> [GIVEN INSTRUCTION]:
Check each line of the records for "CLIO"; collect those that have it.
==== PROVIDED RECORDS ====
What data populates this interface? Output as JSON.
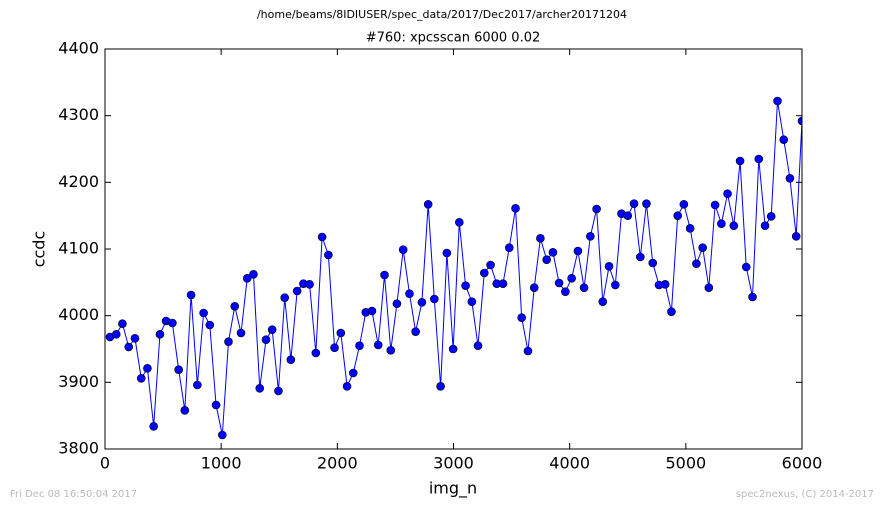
{
  "chart_data": {
    "type": "line",
    "suptitle": "/home/beams/8IDIUSER/spec_data/2017/Dec2017/archer20171204",
    "title": "#760: xpcsscan 6000 0.02",
    "xlabel": "img_n",
    "ylabel": "ccdc",
    "footer_left": "Fri Dec 08 16:50:04 2017",
    "footer_right": "spec2nexus, (C) 2014-2017",
    "xlim": [
      0,
      6000
    ],
    "xticks": [
      0,
      1000,
      2000,
      3000,
      4000,
      5000,
      6000
    ],
    "ylim": [
      3800,
      4400
    ],
    "yticks": [
      3800,
      3900,
      4000,
      4100,
      4200,
      4300,
      4400
    ],
    "x": [
      43,
      97,
      150,
      204,
      258,
      312,
      365,
      419,
      473,
      526,
      580,
      634,
      687,
      741,
      795,
      849,
      902,
      956,
      1010,
      1063,
      1117,
      1171,
      1224,
      1278,
      1332,
      1386,
      1439,
      1493,
      1547,
      1600,
      1654,
      1708,
      1761,
      1815,
      1869,
      1923,
      1976,
      2030,
      2084,
      2137,
      2191,
      2245,
      2298,
      2352,
      2406,
      2460,
      2513,
      2567,
      2621,
      2674,
      2728,
      2782,
      2835,
      2889,
      2943,
      2997,
      3050,
      3104,
      3158,
      3211,
      3265,
      3319,
      3372,
      3426,
      3480,
      3534,
      3587,
      3641,
      3695,
      3748,
      3802,
      3856,
      3909,
      3963,
      4017,
      4071,
      4124,
      4178,
      4232,
      4285,
      4339,
      4393,
      4446,
      4500,
      4554,
      4608,
      4661,
      4715,
      4769,
      4822,
      4876,
      4930,
      4983,
      5037,
      5091,
      5145,
      5198,
      5252,
      5306,
      5359,
      5413,
      5467,
      5520,
      5574,
      5628,
      5682,
      5735,
      5789,
      5843,
      5896,
      5950,
      6000
    ],
    "series": [
      {
        "name": "ccdc",
        "color": "#0000ff",
        "values": [
          3968,
          3972,
          3988,
          3953,
          3966,
          3906,
          3921,
          3834,
          3972,
          3992,
          3989,
          3919,
          3858,
          4031,
          3896,
          4004,
          3986,
          3866,
          3821,
          3961,
          4014,
          3974,
          4056,
          4062,
          3891,
          3964,
          3979,
          3887,
          4027,
          3934,
          4037,
          4048,
          4047,
          3944,
          4118,
          4091,
          3952,
          3974,
          3894,
          3914,
          3955,
          4005,
          4007,
          3956,
          4061,
          3948,
          4018,
          4099,
          4033,
          3976,
          4020,
          4167,
          4025,
          3894,
          4094,
          3950,
          4140,
          4045,
          4021,
          3955,
          4064,
          4076,
          4048,
          4048,
          4102,
          4161,
          3997,
          3947,
          4042,
          4116,
          4084,
          4095,
          4049,
          4036,
          4056,
          4097,
          4042,
          4119,
          4160,
          4021,
          4074,
          4046,
          4153,
          4150,
          4168,
          4088,
          4168,
          4079,
          4046,
          4047,
          4006,
          4150,
          4167,
          4131,
          4078,
          4102,
          4042,
          4166,
          4138,
          4183,
          4135,
          4232,
          4073,
          4028,
          4235,
          4135,
          4149,
          4322,
          4264,
          4206,
          4119,
          4292
        ]
      }
    ]
  }
}
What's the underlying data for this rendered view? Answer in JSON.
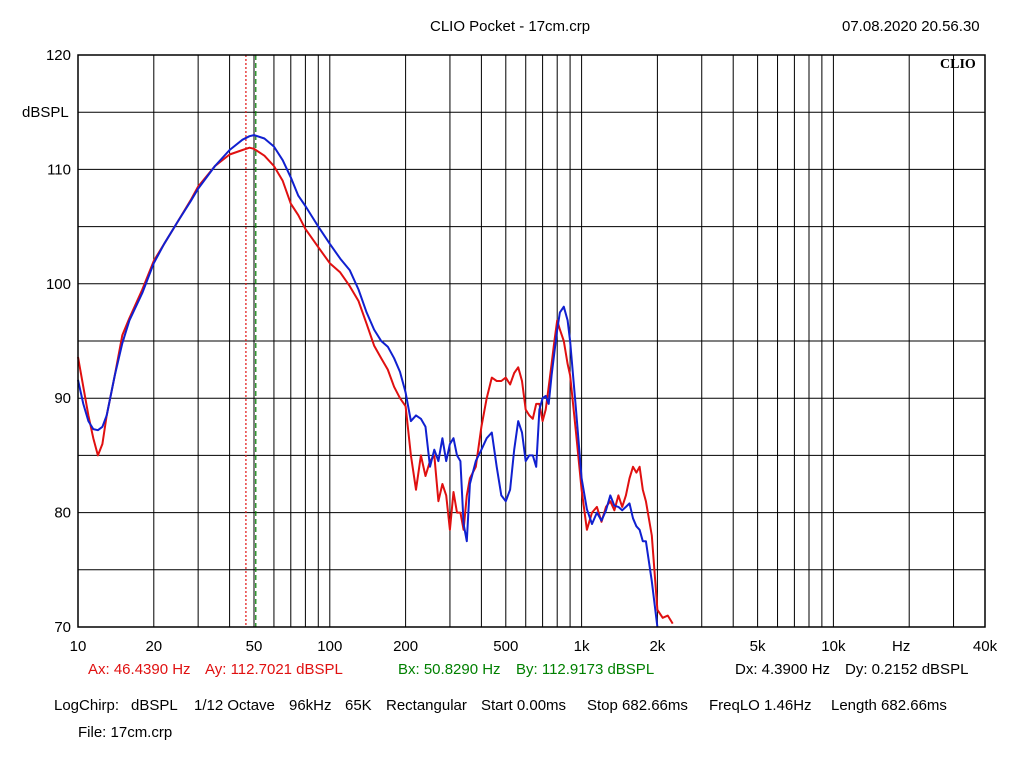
{
  "header": {
    "title": "CLIO Pocket - 17cm.crp",
    "timestamp": "07.08.2020 20.56.30"
  },
  "colors": {
    "series_a": "#e01010",
    "series_b": "#1020d0",
    "cursor_a": "#e01010",
    "cursor_b": "#008000",
    "grid": "#000000"
  },
  "chart_data": {
    "type": "line",
    "brand": "CLIO",
    "ylabel": "dBSPL",
    "xunit": "Hz",
    "xscale": "log",
    "xlim": [
      10,
      40000
    ],
    "ylim": [
      70,
      120
    ],
    "grid": true,
    "x_tick_labels": [
      {
        "value": 10,
        "label": "10"
      },
      {
        "value": 20,
        "label": "20"
      },
      {
        "value": 50,
        "label": "50"
      },
      {
        "value": 100,
        "label": "100"
      },
      {
        "value": 200,
        "label": "200"
      },
      {
        "value": 500,
        "label": "500"
      },
      {
        "value": 1000,
        "label": "1k"
      },
      {
        "value": 2000,
        "label": "2k"
      },
      {
        "value": 5000,
        "label": "5k"
      },
      {
        "value": 10000,
        "label": "10k"
      },
      {
        "value": 40000,
        "label": "40k"
      }
    ],
    "y_tick_labels": [
      {
        "value": 120,
        "label": "120"
      },
      {
        "value": 110,
        "label": "110"
      },
      {
        "value": 100,
        "label": "100"
      },
      {
        "value": 90,
        "label": "90"
      },
      {
        "value": 80,
        "label": "80"
      },
      {
        "value": 70,
        "label": "70"
      }
    ],
    "series": [
      {
        "color": "#e01010",
        "x": [
          10,
          10.5,
          11,
          11.5,
          12,
          12.5,
          13,
          14,
          15,
          16,
          18,
          20,
          22,
          25,
          28,
          30,
          35,
          40,
          45,
          48,
          50,
          55,
          60,
          65,
          70,
          75,
          80,
          90,
          100,
          110,
          120,
          130,
          140,
          150,
          160,
          170,
          180,
          190,
          200,
          210,
          220,
          230,
          240,
          250,
          260,
          270,
          280,
          290,
          300,
          310,
          320,
          330,
          340,
          350,
          360,
          380,
          400,
          420,
          440,
          460,
          480,
          500,
          520,
          540,
          560,
          580,
          600,
          620,
          640,
          660,
          680,
          700,
          720,
          740,
          760,
          780,
          800,
          820,
          850,
          880,
          900,
          950,
          1000,
          1050,
          1100,
          1150,
          1200,
          1250,
          1300,
          1350,
          1400,
          1450,
          1500,
          1550,
          1600,
          1650,
          1700,
          1750,
          1800,
          1900,
          2000,
          2100,
          2200,
          2300
        ],
        "y": [
          93.6,
          91,
          88.5,
          86.5,
          85,
          86,
          88.5,
          92,
          95.5,
          97,
          99.5,
          102,
          103.5,
          105.5,
          107.3,
          108.5,
          110.3,
          111.3,
          111.7,
          111.9,
          111.8,
          111.2,
          110.3,
          109,
          107,
          106,
          104.8,
          103.2,
          101.8,
          101,
          99.8,
          98.5,
          96.5,
          94.6,
          93.5,
          92.5,
          91,
          90,
          89.3,
          85,
          82,
          85,
          83.2,
          84.5,
          85,
          81,
          82.5,
          81.5,
          78.5,
          81.8,
          80,
          80,
          78.5,
          81.5,
          83,
          84,
          87.5,
          90,
          91.8,
          91.5,
          91.5,
          91.8,
          91.2,
          92.2,
          92.7,
          91.5,
          89,
          88.5,
          88.2,
          89.5,
          89.5,
          88,
          89,
          91,
          93,
          95,
          96.8,
          96,
          95,
          93,
          92,
          87,
          82,
          78.5,
          80,
          80.5,
          79.2,
          80.5,
          81,
          80.2,
          81.5,
          80.5,
          81.5,
          83,
          84,
          83.5,
          84,
          82,
          81,
          78,
          71.5,
          70.8,
          71,
          70.3
        ]
      },
      {
        "color": "#1020d0",
        "x": [
          10,
          10.5,
          11,
          11.5,
          12,
          12.5,
          13,
          14,
          15,
          16,
          18,
          20,
          22,
          25,
          28,
          30,
          35,
          40,
          45,
          48,
          50,
          55,
          60,
          65,
          70,
          75,
          80,
          90,
          100,
          110,
          120,
          130,
          140,
          150,
          160,
          170,
          180,
          190,
          200,
          210,
          220,
          230,
          240,
          250,
          260,
          270,
          280,
          290,
          300,
          310,
          320,
          330,
          340,
          350,
          360,
          380,
          400,
          420,
          440,
          460,
          480,
          500,
          520,
          540,
          560,
          580,
          600,
          620,
          640,
          660,
          680,
          700,
          720,
          740,
          760,
          780,
          800,
          820,
          850,
          880,
          900,
          950,
          1000,
          1050,
          1100,
          1150,
          1200,
          1250,
          1300,
          1350,
          1400,
          1450,
          1500,
          1550,
          1600,
          1650,
          1700,
          1750,
          1800,
          1900,
          2000
        ],
        "y": [
          91.6,
          89.5,
          88,
          87.3,
          87.2,
          87.5,
          88.5,
          92,
          94.8,
          96.8,
          99.2,
          101.8,
          103.5,
          105.5,
          107.2,
          108.3,
          110.3,
          111.7,
          112.6,
          112.9,
          113,
          112.7,
          112,
          110.8,
          109.3,
          107.7,
          106.8,
          105,
          103.5,
          102.2,
          101.2,
          99.5,
          97.5,
          96,
          95,
          94.5,
          93.5,
          92.3,
          90.5,
          88,
          88.5,
          88.2,
          87.5,
          84,
          85.5,
          84.5,
          86.5,
          84.5,
          86,
          86.5,
          85,
          84.5,
          79,
          77.5,
          82.5,
          84.5,
          85.5,
          86.5,
          87,
          84,
          81.5,
          81,
          82,
          85.5,
          88,
          87,
          84.5,
          85,
          85,
          84,
          89,
          90,
          90.2,
          89.5,
          92,
          94,
          96,
          97.5,
          98,
          96.8,
          95,
          89,
          83,
          80.3,
          79,
          80,
          79.3,
          80.2,
          81.5,
          80.6,
          80.5,
          80.2,
          80.5,
          80.8,
          79.5,
          78.8,
          78.5,
          77.5,
          77.5,
          74,
          70
        ]
      }
    ],
    "cursors": [
      {
        "x": 46.439,
        "color": "#e01010",
        "style": "dotted"
      },
      {
        "x": 50.829,
        "color": "#008000",
        "style": "dashed"
      }
    ]
  },
  "readouts": {
    "ax": "Ax: 46.4390 Hz",
    "ay": "Ay: 112.7021 dBSPL",
    "bx": "Bx: 50.8290 Hz",
    "by": "By: 112.9173 dBSPL",
    "dx": "Dx: 4.3900 Hz",
    "dy": "Dy: 0.2152 dBSPL"
  },
  "settings": {
    "method": "LogChirp:",
    "unit": "dBSPL",
    "smoothing": "1/12 Octave",
    "sample_rate": "96kHz",
    "size": "65K",
    "window": "Rectangular",
    "start": "Start 0.00ms",
    "stop": "Stop 682.66ms",
    "freqlo": "FreqLO 1.46Hz",
    "length": "Length 682.66ms"
  },
  "file": "File: 17cm.crp"
}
====
> [SOLUTION TO THE EXERCISE]:
    "title": "CLIO Pocket - 17cm.crp",
    "brand": "CLIO",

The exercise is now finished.